** BEGIN **
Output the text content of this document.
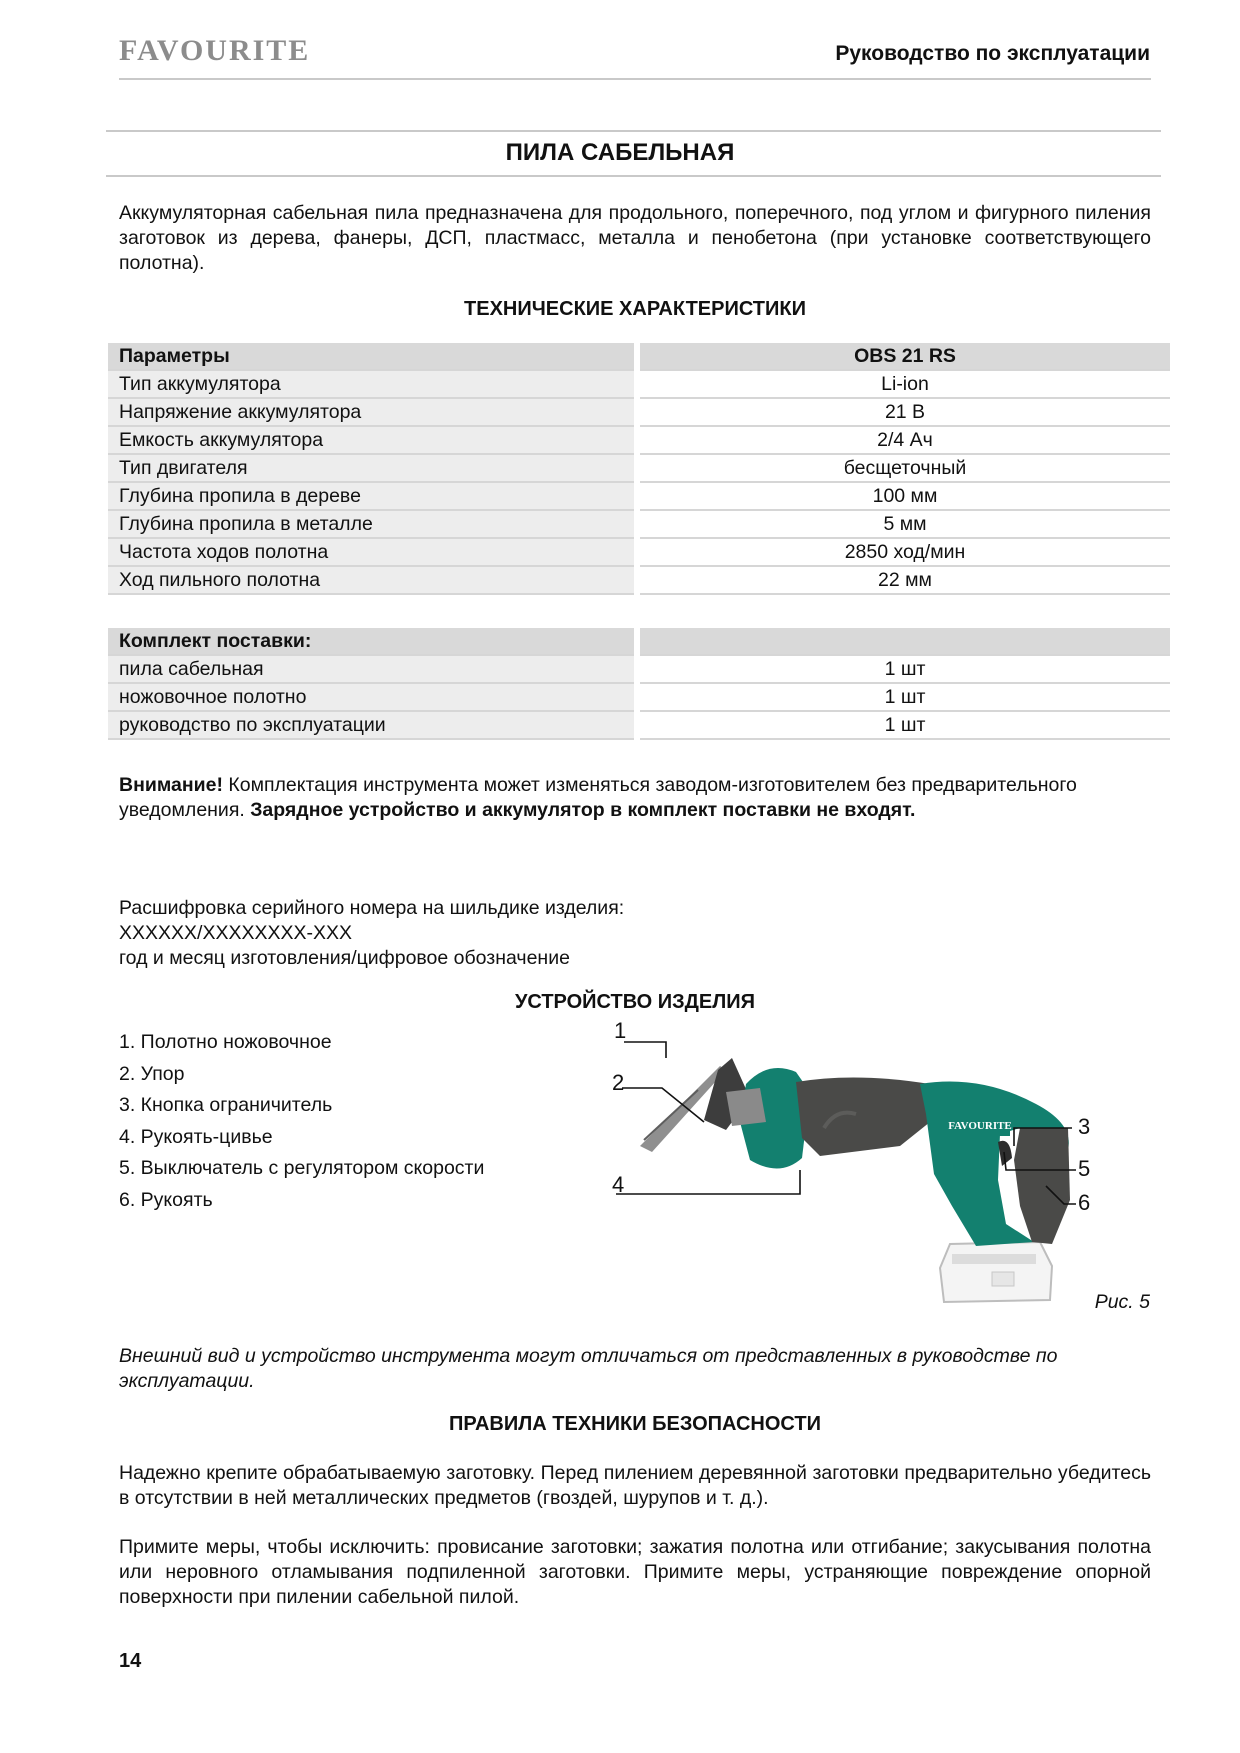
FAVOURITE	Руководство по эксплуатации
ПИЛА САБЕЛЬНАЯ
Аккумуляторная сабельная пила предназначена для продольного, поперечного, под углом и фигурного пиления заготовок из дерева, фанеры, ДСП, пластмасс, металла и пенобетона (при установке соответствующего полотна).
ТЕХНИЧЕСКИЕ ХАРАКТЕРИСТИКИ
Параметры		OBS 21 RS
Тип аккумулятора		Li-ion
Напряжение аккумулятора		21 В
Емкость аккумулятора		2/4 Ач
Тип двигателя		бесщеточный
Глубина пропила в дереве		100 мм
Глубина пропила в металле		5 мм
Частота ходов полотна		2850 ход/мин
Ход пильного полотна		22 мм
Комплект поставки:		
пила сабельная		1 шт
ножовочное полотно		1 шт
руководство по эксплуатации		1 шт
Внимание! Комплектация инструмента может изменяться заводом-изготовителем без предварительного уведомления. Зарядное устройство и аккумулятор в комплект поставки не входят.
Расшифровка серийного номера на шильдике изделия:
XXXXXX/XXXXXXXX-XXX
год и месяц изготовления/цифровое обозначение
УСТРОЙСТВО ИЗДЕЛИЯ
1. Полотно ножовочное
2. Упор
3. Кнопка ограничитель
4. Рукоять-цивье
5. Выключатель с регулятором скорости
6. Рукоять
FAVOURITE
1
2
3
4
5
6
Рис. 5
Внешний вид и устройство инструмента могут отличаться от представленных в руководстве по эксплуатации.
ПРАВИЛА ТЕХНИКИ БЕЗОПАСНОСТИ
Надежно крепите обрабатываемую заготовку. Перед пилением деревянной заготовки предварительно убедитесь в отсутствии в ней металлических предметов (гвоздей, шурупов и т. д.).
Примите меры, чтобы исключить: провисание заготовки; зажатия полотна или отгибание; закусывания полотна или неровного отламывания подпиленной заготовки. Примите меры, устраняющие повреждение опорной поверхности при пилении сабельной пилой.
14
** END **
* [SHORT TASK]
Find the lines containing "FAVOURITE" and pull them out.

* [EXERCISE OUTPUT]
FAVOURITE	Руководство по эксплуатации
FAVOURITE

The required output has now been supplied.